begin Available data

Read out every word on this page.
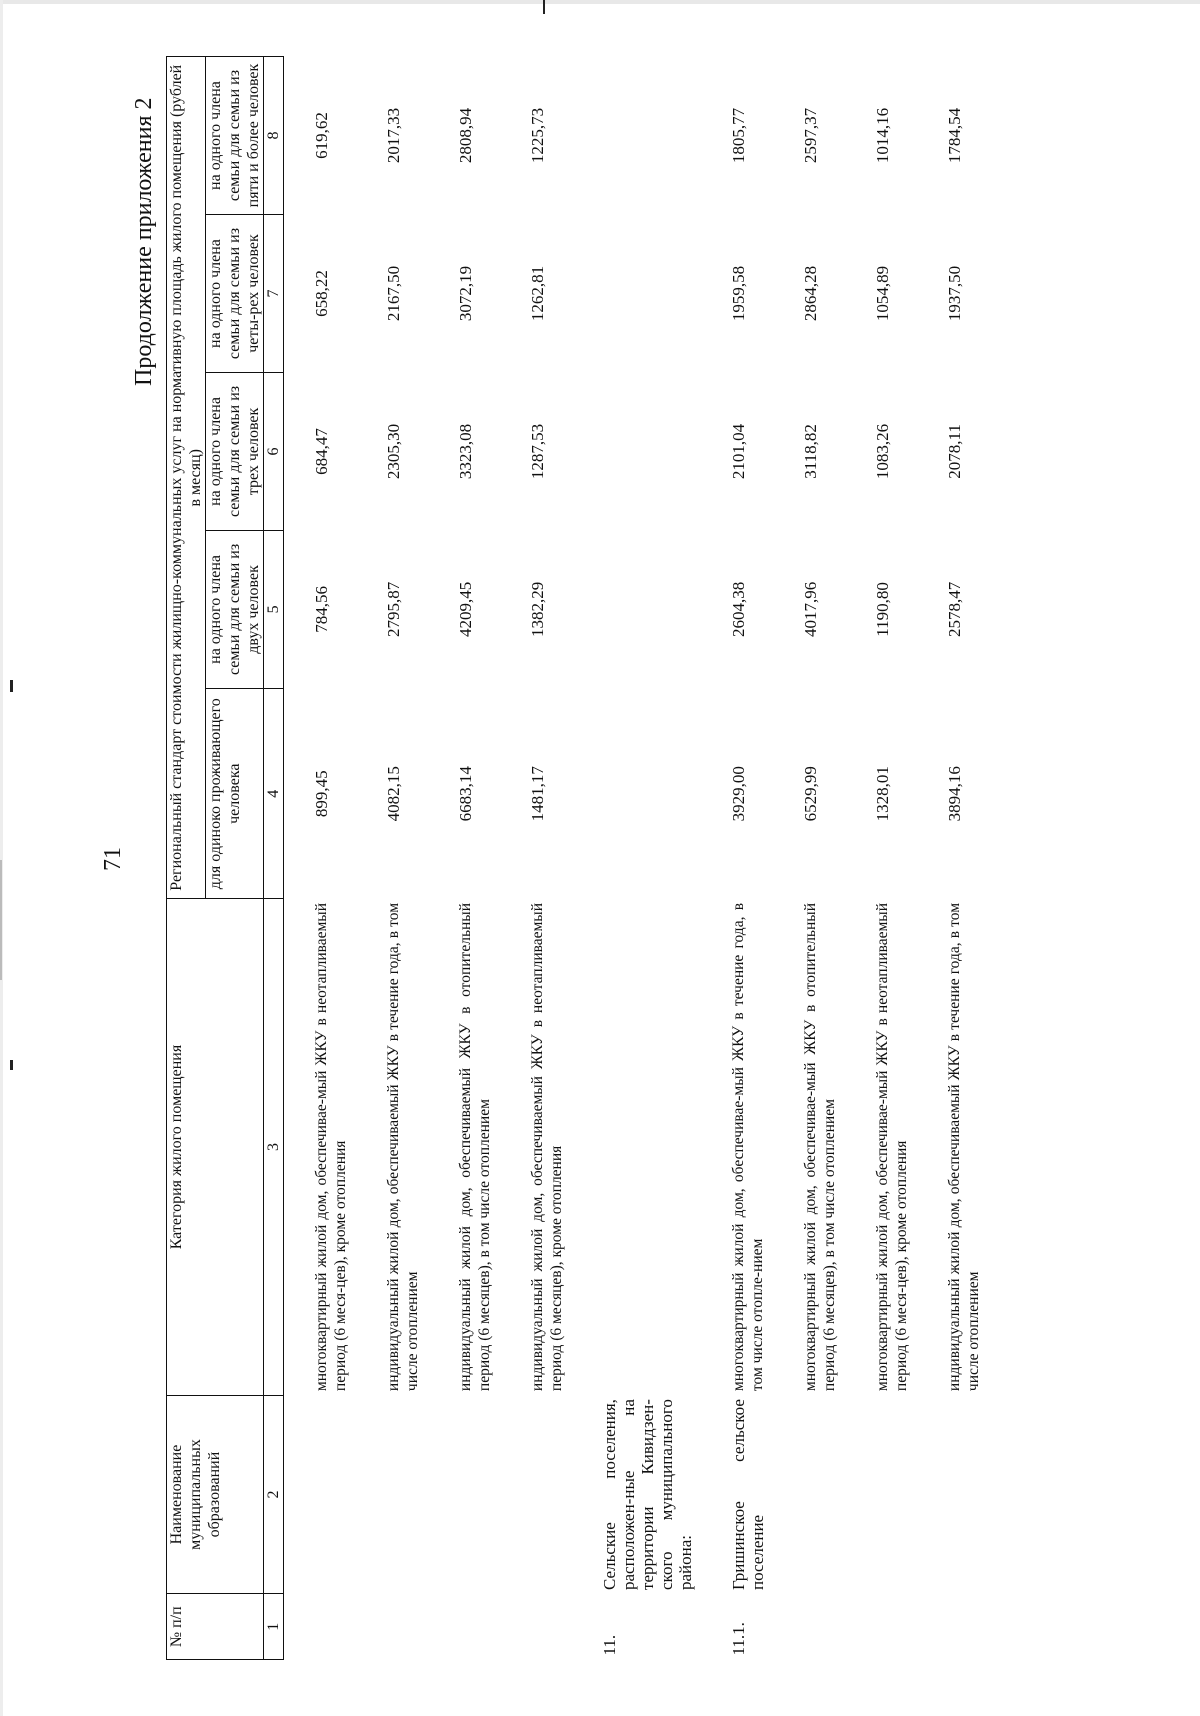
71
Продолжение приложения 2
№ п/п	Наименование муниципальных образований	Категория жилого помещения	Региональный стандарт стоимости жилищно-коммунальных услуг на нормативную площадь жилого помещения (рублей в месяц)				
			для одиноко проживающего человека	на одного члена семьи для семьи из двух человек	на одного члена семьи для семьи из трех человек	на одного члена семьи для семьи из четы-рех человек	на одного члена семьи для семьи из пяти и более человек
1	2	3	4	5	6	7	8
		многоквартирный жилой дом, обеспечивае-мый ЖКУ в неотапливаемый период (6 меся-цев), кроме отопления	899,45	784,56	684,47	658,22	619,62
		индивидуальный жилой дом, обеспечиваемый ЖКУ в течение года, в том числе отоплением	4082,15	2795,87	2305,30	2167,50	2017,33
		индивидуальный жилой дом, обеспечиваемый ЖКУ в отопительный период (6 месяцев), в том числе отоплением	6683,14	4209,45	3323,08	3072,19	2808,94
		индивидуальный жилой дом, обеспечиваемый ЖКУ в неотапливаемый период (6 месяцев), кроме отопления	1481,17	1382,29	1287,53	1262,81	1225,73
11.	Сельские поселения, расположен-ные на территории Кивидзен-ского муниципального района:						
11.1.	Гришинское сельское поселение	многоквартирный жилой дом, обеспечивае-мый ЖКУ в течение года, в том числе отопле-нием	3929,00	2604,38	2101,04	1959,58	1805,77
		многоквартирный жилой дом, обеспечивае-мый ЖКУ в отопительный период (6 месяцев), в том числе отоплением	6529,99	4017,96	3118,82	2864,28	2597,37
		многоквартирный жилой дом, обеспечивае-мый ЖКУ в неотапливаемый период (6 меся-цев), кроме отопления	1328,01	1190,80	1083,26	1054,89	1014,16
		индивидуальный жилой дом, обеспечиваемый ЖКУ в течение года, в том числе отоплением	3894,16	2578,47	2078,11	1937,50	1784,54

end Available data

Instructions for the task – Transcribe every record above exactly, leaving out the pictures.

Task answer –
Read out every word on this page.
71
Продолжение приложения 2
№ п/п	Наименование муниципальных образований	Категория жилого помещения	Региональный стандарт стоимости жилищно-коммунальных услуг на нормативную площадь жилого помещения (рублей в месяц)				
			для одиноко проживающего человека	на одного члена семьи для семьи из двух человек	на одного члена семьи для семьи из трех человек	на одного члена семьи для семьи из четы-рех человек	на одного члена семьи для семьи из пяти и более человек
1	2	3	4	5	6	7	8
		многоквартирный жилой дом, обеспечивае-мый ЖКУ в неотапливаемый период (6 меся-цев), кроме отопления	899,45	784,56	684,47	658,22	619,62
		индивидуальный жилой дом, обеспечиваемый ЖКУ в течение года, в том числе отоплением	4082,15	2795,87	2305,30	2167,50	2017,33
		индивидуальный жилой дом, обеспечиваемый ЖКУ в отопительный период (6 месяцев), в том числе отоплением	6683,14	4209,45	3323,08	3072,19	2808,94
		индивидуальный жилой дом, обеспечиваемый ЖКУ в неотапливаемый период (6 месяцев), кроме отопления	1481,17	1382,29	1287,53	1262,81	1225,73
11.	Сельские поселения, расположен-ные на территории Кивидзен-ского муниципального района:						
11.1.	Гришинское сельское поселение	многоквартирный жилой дом, обеспечивае-мый ЖКУ в течение года, в том числе отопле-нием	3929,00	2604,38	2101,04	1959,58	1805,77
		многоквартирный жилой дом, обеспечивае-мый ЖКУ в отопительный период (6 месяцев), в том числе отоплением	6529,99	4017,96	3118,82	2864,28	2597,37
		многоквартирный жилой дом, обеспечивае-мый ЖКУ в неотапливаемый период (6 меся-цев), кроме отопления	1328,01	1190,80	1083,26	1054,89	1014,16
		индивидуальный жилой дом, обеспечиваемый ЖКУ в течение года, в том числе отоплением	3894,16	2578,47	2078,11	1937,50	1784,54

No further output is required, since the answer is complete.